DIRECTIVE:
Find each line containing the string "quod". Copy it.

## Begin THE DATA

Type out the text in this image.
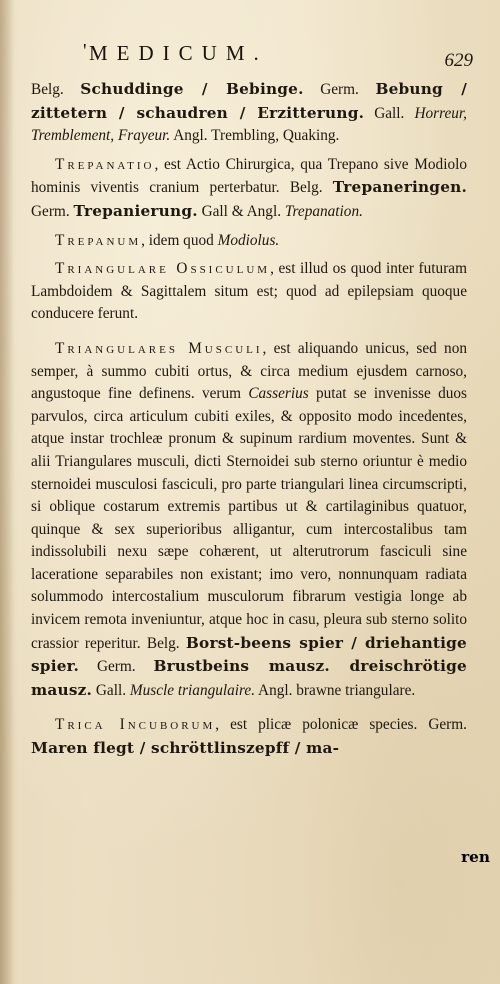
' MEDICUM.	629

Belg. Schuddinge / Bebinge. Germ. Bebung / zittetern / schaudren / Erzitterung. Gall. Horreur, Tremblement, Frayeur. Angl. Trembling, Quaking.

Trepanatio, est Actio Chirurgica, qua Trepano sive Modiolo hominis viventis cranium perterbatur. Belg. Trepaneringen. Germ. Trepanierung. Gall & Angl. Trepanation.

Trepanum, idem quod Modiolus.

Triangulare Ossiculum, est illud os quod inter futuram Lambdoidem & Sagittalem situm est; quod ad epilepsiam quoque conducere ferunt.

Triangulares Musculi, est aliquando unicus, sed non semper, à summo cubiti ortus, & circa medium ejusdem carnoso, angustoque fine definens. verum Casserius putat se invenisse duos parvulos, circa articulum cubiti exiles, & opposito modo incedentes, atque instar trochleæ pronum & supinum rardium moventes. Sunt & alii Triangulares musculi, dicti Sternoidei sub sterno oriuntur è medio sternoidei musculosi fasciculi, pro parte triangulari linea circumscripti, si oblique costarum extremis partibus ut & cartilaginibus quatuor, quinque & sex superioribus alligantur, cum intercostalibus tam indissolubili nexu sæpe cohærent, ut alterutrorum fasciculi sine laceratione separabiles non existant; imo vero, nonnunquam radiata solummodo intercostalium musculorum fibrarum vestigia longe ab invicem remota inveniuntur, atque hoc in casu, pleura sub sterno solito crassior reperitur. Belg. Borst-beens spier / driehantige spier. Germ. Brustbeins mausz. dreischrötige mausz. Gall. Muscle triangulaire. Angl. brawne triangulare.

Trica Incuborum, est plicæ polonicæ species. Germ. Maren flegt / schröttlinszepff / ma-

ren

## End THE DATA

EXERCISE SOLUTION:
Trepanum, idem quod Modiolus.
Triangulare Ossiculum, est illud os quod inter futuram Lambdoidem & Sagittalem situm est; quod ad epilepsiam quoque conducere ferunt.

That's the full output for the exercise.